- WHAT IS REQUIRED -
Repeat each record exactly. Any picture gets left out.

- DATASET CONTENT -
######

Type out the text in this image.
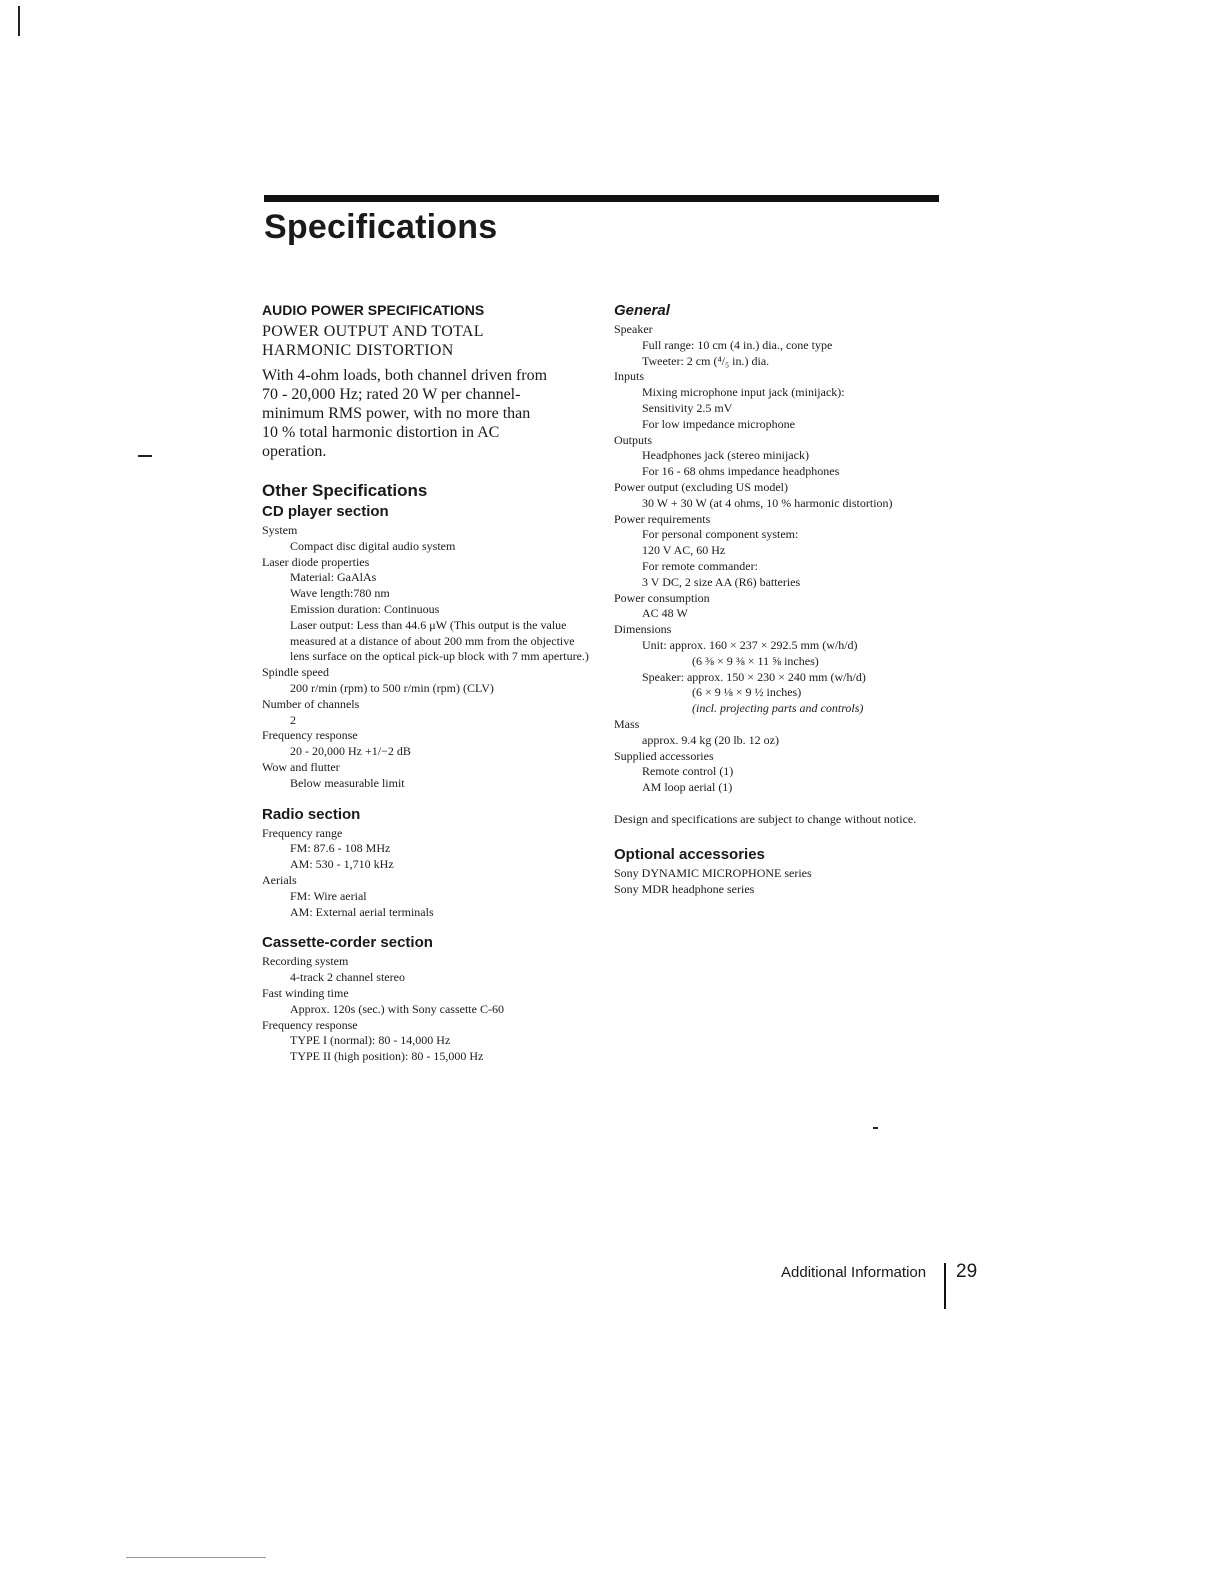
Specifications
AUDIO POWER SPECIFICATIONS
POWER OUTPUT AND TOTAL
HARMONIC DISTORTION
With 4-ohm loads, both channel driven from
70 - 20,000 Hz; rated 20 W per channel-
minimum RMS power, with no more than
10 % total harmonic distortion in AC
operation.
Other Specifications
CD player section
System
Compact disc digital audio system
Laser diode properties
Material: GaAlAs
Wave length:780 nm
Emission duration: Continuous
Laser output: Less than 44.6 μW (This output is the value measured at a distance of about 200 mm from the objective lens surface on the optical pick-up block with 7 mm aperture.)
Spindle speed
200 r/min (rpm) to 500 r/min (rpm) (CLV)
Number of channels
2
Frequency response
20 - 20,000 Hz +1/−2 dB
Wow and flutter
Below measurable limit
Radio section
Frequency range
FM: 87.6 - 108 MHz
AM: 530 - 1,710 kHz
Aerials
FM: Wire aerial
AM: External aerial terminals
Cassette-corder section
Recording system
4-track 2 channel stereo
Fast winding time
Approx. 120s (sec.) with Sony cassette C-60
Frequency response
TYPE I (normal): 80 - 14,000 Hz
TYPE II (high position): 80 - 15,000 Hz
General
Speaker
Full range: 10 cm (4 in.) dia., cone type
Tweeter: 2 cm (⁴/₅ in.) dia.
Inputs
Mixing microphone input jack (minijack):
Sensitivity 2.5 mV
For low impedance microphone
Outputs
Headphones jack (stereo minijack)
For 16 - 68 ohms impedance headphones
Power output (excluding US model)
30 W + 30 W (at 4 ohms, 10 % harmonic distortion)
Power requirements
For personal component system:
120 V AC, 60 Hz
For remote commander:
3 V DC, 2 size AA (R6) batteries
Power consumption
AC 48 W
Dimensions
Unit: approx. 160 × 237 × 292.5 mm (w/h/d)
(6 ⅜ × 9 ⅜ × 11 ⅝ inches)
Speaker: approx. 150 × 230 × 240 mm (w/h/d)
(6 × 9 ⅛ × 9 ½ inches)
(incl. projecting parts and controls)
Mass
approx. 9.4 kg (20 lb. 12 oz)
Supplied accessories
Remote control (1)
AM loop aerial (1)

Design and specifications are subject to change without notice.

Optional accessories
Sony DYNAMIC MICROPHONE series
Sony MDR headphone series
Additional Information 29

######

- FULL OUTPUT -
Type out the text in this image.
Specifications
AUDIO POWER SPECIFICATIONS
POWER OUTPUT AND TOTAL
HARMONIC DISTORTION
With 4-ohm loads, both channel driven from
70 - 20,000 Hz; rated 20 W per channel-
minimum RMS power, with no more than
10 % total harmonic distortion in AC
operation.
Other Specifications
CD player section
System
Compact disc digital audio system
Laser diode properties
Material: GaAlAs
Wave length:780 nm
Emission duration: Continuous
Laser output: Less than 44.6 μW (This output is the value measured at a distance of about 200 mm from the objective lens surface on the optical pick-up block with 7 mm aperture.)
Spindle speed
200 r/min (rpm) to 500 r/min (rpm) (CLV)
Number of channels
2
Frequency response
20 - 20,000 Hz +1/−2 dB
Wow and flutter
Below measurable limit
Radio section
Frequency range
FM: 87.6 - 108 MHz
AM: 530 - 1,710 kHz
Aerials
FM: Wire aerial
AM: External aerial terminals
Cassette-corder section
Recording system
4-track 2 channel stereo
Fast winding time
Approx. 120s (sec.) with Sony cassette C-60
Frequency response
TYPE I (normal): 80 - 14,000 Hz
TYPE II (high position): 80 - 15,000 Hz
General
Speaker
Full range: 10 cm (4 in.) dia., cone type
Tweeter: 2 cm (⁴/₅ in.) dia.
Inputs
Mixing microphone input jack (minijack):
Sensitivity 2.5 mV
For low impedance microphone
Outputs
Headphones jack (stereo minijack)
For 16 - 68 ohms impedance headphones
Power output (excluding US model)
30 W + 30 W (at 4 ohms, 10 % harmonic distortion)
Power requirements
For personal component system:
120 V AC, 60 Hz
For remote commander:
3 V DC, 2 size AA (R6) batteries
Power consumption
AC 48 W
Dimensions
Unit: approx. 160 × 237 × 292.5 mm (w/h/d)
(6 ⅜ × 9 ⅜ × 11 ⅝ inches)
Speaker: approx. 150 × 230 × 240 mm (w/h/d)
(6 × 9 ⅛ × 9 ½ inches)
(incl. projecting parts and controls)
Mass
approx. 9.4 kg (20 lb. 12 oz)
Supplied accessories
Remote control (1)
AM loop aerial (1)

Design and specifications are subject to change without notice.

Optional accessories
Sony DYNAMIC MICROPHONE series
Sony MDR headphone series
Additional Information 29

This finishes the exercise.